Required task - Could you put each line of the listing below into a JSON list of strings, one string per line, dropping blank lines and leaving out the pictures?

================================

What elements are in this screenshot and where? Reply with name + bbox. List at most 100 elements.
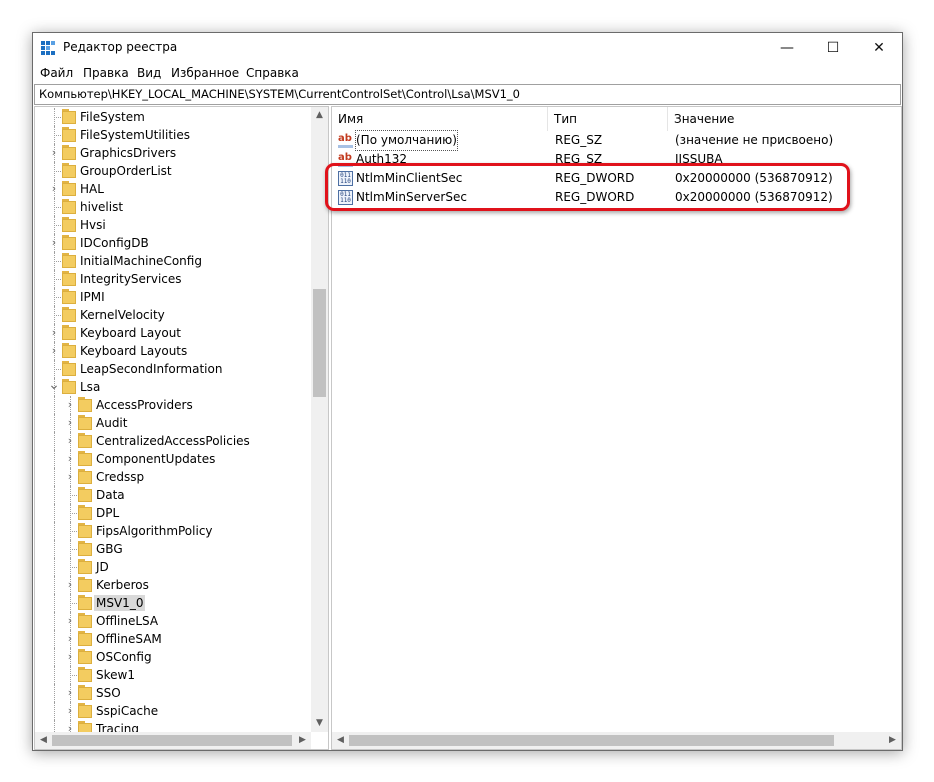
menu-file[interactable]: Файл: [40, 66, 73, 80]
scroll-right-arrow-icon[interactable]: ▶: [884, 732, 901, 749]
close-button[interactable]: ✕: [856, 33, 902, 63]
window-title: Редактор реестра: [63, 40, 178, 54]
tree-scroll-thumb[interactable]: [313, 289, 326, 397]
tree-item[interactable]: › ComponentUpdates: [35, 450, 311, 468]
tree-item[interactable]: › GraphicsDrivers: [35, 144, 311, 162]
folder-icon: [78, 667, 92, 682]
tree-item-label: DPL: [96, 506, 120, 520]
column-type-header[interactable]: Тип: [548, 107, 668, 131]
menu-edit[interactable]: Правка: [83, 66, 129, 80]
folder-icon: [78, 397, 92, 412]
menu-help[interactable]: Справка: [246, 66, 299, 80]
tree-item[interactable]: › HAL: [35, 180, 311, 198]
list-hscroll-thumb[interactable]: [349, 735, 834, 746]
minimize-button[interactable]: —: [764, 33, 810, 63]
tree-guide-line: [54, 702, 55, 720]
highlight-annotation: [325, 163, 850, 211]
title-bar[interactable]: Редактор реестра — ☐ ✕: [33, 33, 902, 63]
tree-item[interactable]: JD: [35, 558, 311, 576]
tree-item[interactable]: Hvsi: [35, 216, 311, 234]
folder-icon: [78, 595, 92, 610]
tree-guide-line: [54, 369, 61, 370]
expand-arrow-icon[interactable]: ›: [48, 326, 60, 340]
tree-guide-line: [54, 261, 61, 262]
tree-item[interactable]: LeapSecondInformation: [35, 360, 311, 378]
menu-view[interactable]: Вид: [137, 66, 161, 80]
tree-guide-line: [54, 279, 61, 280]
tree-item[interactable]: FipsAlgorithmPolicy: [35, 522, 311, 540]
tree-hscroll-thumb[interactable]: [52, 735, 292, 746]
scroll-left-arrow-icon[interactable]: ◀: [332, 732, 349, 749]
expand-arrow-icon[interactable]: ›: [64, 704, 76, 718]
tree-item[interactable]: › AccessProviders: [35, 396, 311, 414]
tree-item[interactable]: DPL: [35, 504, 311, 522]
column-name-header[interactable]: Имя: [332, 107, 548, 131]
tree-item[interactable]: ⌄ Lsa: [35, 378, 311, 396]
tree-item-label: GroupOrderList: [80, 164, 172, 178]
column-value-header[interactable]: Значение: [668, 107, 901, 131]
expand-arrow-icon[interactable]: ›: [64, 686, 76, 700]
scroll-right-arrow-icon[interactable]: ▶: [294, 732, 311, 749]
scroll-up-arrow-icon[interactable]: ▲: [311, 107, 328, 124]
tree-item-label: IntegrityServices: [80, 272, 182, 286]
tree-item[interactable]: › Keyboard Layouts: [35, 342, 311, 360]
expand-arrow-icon[interactable]: ›: [48, 236, 60, 250]
tree-item[interactable]: › Kerberos: [35, 576, 311, 594]
tree-item-label: CentralizedAccessPolicies: [96, 434, 250, 448]
address-bar[interactable]: Компьютер\HKEY_LOCAL_MACHINE\SYSTEM\Curr…: [34, 84, 901, 105]
folder-icon: [78, 649, 92, 664]
tree-item[interactable]: › SSO: [35, 684, 311, 702]
folder-icon: [78, 541, 92, 556]
scroll-down-arrow-icon[interactable]: ▼: [311, 715, 328, 732]
tree-item[interactable]: Data: [35, 486, 311, 504]
close-icon: ✕: [873, 40, 885, 56]
tree-item[interactable]: › IDConfigDB: [35, 234, 311, 252]
tree-item[interactable]: GroupOrderList: [35, 162, 311, 180]
tree-item[interactable]: FileSystemUtilities: [35, 126, 311, 144]
tree-item[interactable]: FileSystem: [35, 108, 311, 126]
expand-arrow-icon[interactable]: ›: [64, 470, 76, 484]
tree-guide-line: [70, 495, 77, 496]
tree-item[interactable]: › Audit: [35, 414, 311, 432]
tree-item[interactable]: MSV1_0: [35, 594, 311, 612]
tree-item[interactable]: IPMI: [35, 288, 311, 306]
tree-item[interactable]: hivelist: [35, 198, 311, 216]
expand-arrow-icon[interactable]: ›: [64, 632, 76, 646]
list-header: Имя Тип Значение: [332, 107, 901, 131]
expand-arrow-icon[interactable]: ›: [48, 182, 60, 196]
folder-icon: [78, 451, 92, 466]
expand-arrow-icon[interactable]: ›: [48, 146, 60, 160]
tree-guide-line: [54, 666, 55, 684]
tree-item[interactable]: › OfflineLSA: [35, 612, 311, 630]
scroll-left-arrow-icon[interactable]: ◀: [35, 732, 52, 749]
tree-item[interactable]: › OfflineSAM: [35, 630, 311, 648]
expand-arrow-icon[interactable]: ›: [64, 398, 76, 412]
expand-arrow-icon[interactable]: ›: [64, 434, 76, 448]
expand-arrow-icon[interactable]: ›: [64, 578, 76, 592]
collapse-arrow-icon[interactable]: ⌄: [48, 378, 60, 394]
expand-arrow-icon[interactable]: ›: [64, 452, 76, 466]
tree-item[interactable]: › Credssp: [35, 468, 311, 486]
tree-item[interactable]: › OSConfig: [35, 648, 311, 666]
tree-item-label: GBG: [96, 542, 123, 556]
tree-item[interactable]: Skew1: [35, 666, 311, 684]
tree-item[interactable]: InitialMachineConfig: [35, 252, 311, 270]
list-horizontal-scrollbar[interactable]: ◀ ▶: [332, 732, 901, 749]
expand-arrow-icon[interactable]: ›: [64, 416, 76, 430]
maximize-button[interactable]: ☐: [810, 33, 856, 63]
folder-icon: [78, 505, 92, 520]
tree-item[interactable]: › Keyboard Layout: [35, 324, 311, 342]
tree-item[interactable]: IntegrityServices: [35, 270, 311, 288]
menu-favorites[interactable]: Избранное: [171, 66, 239, 80]
expand-arrow-icon[interactable]: ›: [64, 650, 76, 664]
registry-tree-pane[interactable]: FileSystem FileSystemUtilities › GraphicsDr…: [34, 106, 329, 750]
tree-item[interactable]: KernelVelocity: [35, 306, 311, 324]
tree-item[interactable]: GBG: [35, 540, 311, 558]
tree-item[interactable]: › CentralizedAccessPolicies: [35, 432, 311, 450]
expand-arrow-icon[interactable]: ›: [64, 614, 76, 628]
tree-guide-line: [54, 117, 61, 118]
tree-item[interactable]: › SspiCache: [35, 702, 311, 720]
expand-arrow-icon[interactable]: ›: [48, 344, 60, 358]
value-row[interactable]: ab (По умолчанию) REG_SZ (значение не присв…: [332, 130, 901, 151]
tree-horizontal-scrollbar[interactable]: ◀ ▶: [35, 732, 311, 749]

================================

Output below -
[
  "What elements are in this screenshot and where? Reply with name + bbox. List at most 100 elements.",
  "menu-file[interactable]: Файл: [40, 66, 73, 80]",
  "scroll-right-arrow-icon[interactable]: ▶: [884, 732, 901, 749]",
  "close-button[interactable]: ✕: [856, 33, 902, 63]",
  "window-title: Редактор реестра: [63, 40, 178, 54]",
  "tree-scroll-thumb[interactable]: [313, 289, 326, 397]",
  "tree-item[interactable]: › ComponentUpdates: [35, 450, 311, 468]",
  "tree-item[interactable]: › GraphicsDrivers: [35, 144, 311, 162]",
  "folder-icon: [78, 667, 92, 682]",
  "tree-item-label: DPL: [96, 506, 120, 520]",
  "column-type-header[interactable]: Тип: [548, 107, 668, 131]",
  "menu-edit[interactable]: Правка: [83, 66, 129, 80]",
  "folder-icon: [78, 397, 92, 412]",
  "menu-help[interactable]: Справка: [246, 66, 299, 80]",
  "tree-item[interactable]: › HAL: [35, 180, 311, 198]",
  "list-hscroll-thumb[interactable]: [349, 735, 834, 746]",
  "minimize-button[interactable]: —: [764, 33, 810, 63]",
  "tree-guide-line: [54, 702, 55, 720]",
  "highlight-annotation: [325, 163, 850, 211]",
  "title-bar[interactable]: Редактор реестра — ☐ ✕: [33, 33, 902, 63]",
  "tree-item[interactable]: JD: [35, 558, 311, 576]",
  "tree-item[interactable]: Hvsi: [35, 216, 311, 234]",
  "folder-icon: [78, 595, 92, 610]",
  "tree-guide-line: [54, 369, 61, 370]",
  "expand-arrow-icon[interactable]: ›: [48, 326, 60, 340]",
  "tree-guide-line: [54, 261, 61, 262]",
  "tree-item[interactable]: LeapSecondInformation: [35, 360, 311, 378]",
  "menu-view[interactable]: Вид: [137, 66, 161, 80]",
  "tree-guide-line: [54, 279, 61, 280]",
  "tree-item[interactable]: FipsAlgorithmPolicy: [35, 522, 311, 540]",
  "tree-hscroll-thumb[interactable]: [52, 735, 292, 746]",
  "scroll-left-arrow-icon[interactable]: ◀: [332, 732, 349, 749]",
  "expand-arrow-icon[interactable]: ›: [64, 704, 76, 718]",
  "tree-item[interactable]: › AccessProviders: [35, 396, 311, 414]",
  "tree-item[interactable]: DPL: [35, 504, 311, 522]",
  "column-name-header[interactable]: Имя: [332, 107, 548, 131]",
  "tree-item[interactable]: ⌄ Lsa: [35, 378, 311, 396]",
  "tree-item-label: GroupOrderList: [80, 164, 172, 178]",
  "column-value-header[interactable]: Значение: [668, 107, 901, 131]",
  "expand-arrow-icon[interactable]: ›: [64, 686, 76, 700]",
  "scroll-right-arrow-icon[interactable]: ▶: [294, 732, 311, 749]",
  "scroll-up-arrow-icon[interactable]: ▲: [311, 107, 328, 124]",
  "tree-item-label: IntegrityServices: [80, 272, 182, 286]",
  "tree-item[interactable]: › Keyboard Layouts: [35, 342, 311, 360]",
  "expand-arrow-icon[interactable]: ›: [48, 236, 60, 250]",
  "tree-item[interactable]: › Kerberos: [35, 576, 311, 594]",
  "tree-item-label: CentralizedAccessPolicies: [96, 434, 250, 448]",
  "address-bar[interactable]: Компьютер\\HKEY_LOCAL_MACHINE\\SYSTEM\\Curr…: [34, 84, 901, 105]",
  "folder-icon: [78, 649, 92, 664]",
  "tree-item[interactable]: › SSO: [35, 684, 311, 702]",
  "folder-icon: [78, 541, 92, 556]",
  "scroll-down-arrow-icon[interactable]: ▼: [311, 715, 328, 732]",
  "tree-item[interactable]: Data: [35, 486, 311, 504]",
  "close-icon: ✕: [873, 40, 885, 56]",
  "tree-item[interactable]: › IDConfigDB: [35, 234, 311, 252]",
  "tree-item[interactable]: GroupOrderList: [35, 162, 311, 180]",
  "tree-item[interactable]: FileSystemUtilities: [35, 126, 311, 144]",
  "tree-item[interactable]: FileSystem: [35, 108, 311, 126]",
  "expand-arrow-icon[interactable]: ›: [64, 470, 76, 484]",
  "tree-guide-line: [70, 495, 77, 496]",
  "tree-item[interactable]: › Audit: [35, 414, 311, 432]",
  "tree-item[interactable]: MSV1_0: [35, 594, 311, 612]",
  "tree-item[interactable]: IPMI: [35, 288, 311, 306]",
  "tree-item[interactable]: hivelist: [35, 198, 311, 216]",
  "expand-arrow-icon[interactable]: ›: [64, 632, 76, 646]",
  "list-header: Имя Тип Значение: [332, 107, 901, 131]",
  "expand-arrow-icon[interactable]: ›: [48, 182, 60, 196]",
  "folder-icon: [78, 451, 92, 466]",
  "expand-arrow-icon[interactable]: ›: [48, 146, 60, 160]",
  "tree-guide-line: [54, 666, 55, 684]",
  "tree-item[interactable]: › OfflineLSA: [35, 612, 311, 630]",
  "scroll-left-arrow-icon[interactable]: ◀: [35, 732, 52, 749]",
  "tree-item[interactable]: › OfflineSAM: [35, 630, 311, 648]",
  "expand-arrow-icon[interactable]: ›: [64, 398, 76, 412]",
  "expand-arrow-icon[interactable]: ›: [64, 434, 76, 448]",
  "expand-arrow-icon[interactable]: ›: [64, 578, 76, 592]",
  "collapse-arrow-icon[interactable]: ⌄: [48, 378, 60, 394]",
  "expand-arrow-icon[interactable]: ›: [64, 452, 76, 466]",
  "tree-item[interactable]: › Credssp: [35, 468, 311, 486]",
  "tree-item[interactable]: › OSConfig: [35, 648, 311, 666]",
  "tree-item-label: GBG: [96, 542, 123, 556]",
  "tree-item[interactable]: Skew1: [35, 666, 311, 684]",
  "tree-item[interactable]: InitialMachineConfig: [35, 252, 311, 270]",
  "list-horizontal-scrollbar[interactable]: ◀ ▶: [332, 732, 901, 749]",
  "expand-arrow-icon[interactable]: ›: [64, 416, 76, 430]",
  "maximize-button[interactable]: ☐: [810, 33, 856, 63]",
  "folder-icon: [78, 505, 92, 520]",
  "tree-item[interactable]: › Keyboard Layout: [35, 324, 311, 342]",
  "tree-item[interactable]: IntegrityServices: [35, 270, 311, 288]",
  "menu-favorites[interactable]: Избранное: [171, 66, 239, 80]",
  "expand-arrow-icon[interactable]: ›: [64, 650, 76, 664]",
  "registry-tree-pane[interactable]: FileSystem FileSystemUtilities › GraphicsDr…: [34, 106, 329, 750]",
  "tree-item[interactable]: KernelVelocity: [35, 306, 311, 324]",
  "tree-item[interactable]: GBG: [35, 540, 311, 558]",
  "tree-item[interactable]: › CentralizedAccessPolicies: [35, 432, 311, 450]",
  "expand-arrow-icon[interactable]: ›: [64, 614, 76, 628]",
  "tree-guide-line: [54, 117, 61, 118]",
  "tree-item[interactable]: › SspiCache: [35, 702, 311, 720]",
  "expand-arrow-icon[interactable]: ›: [48, 344, 60, 358]",
  "value-row[interactable]: ab (По умолчанию) REG_SZ (значение не присв…: [332, 130, 901, 151]",
  "tree-horizontal-scrollbar[interactable]: ◀ ▶: [35, 732, 311, 749]"
]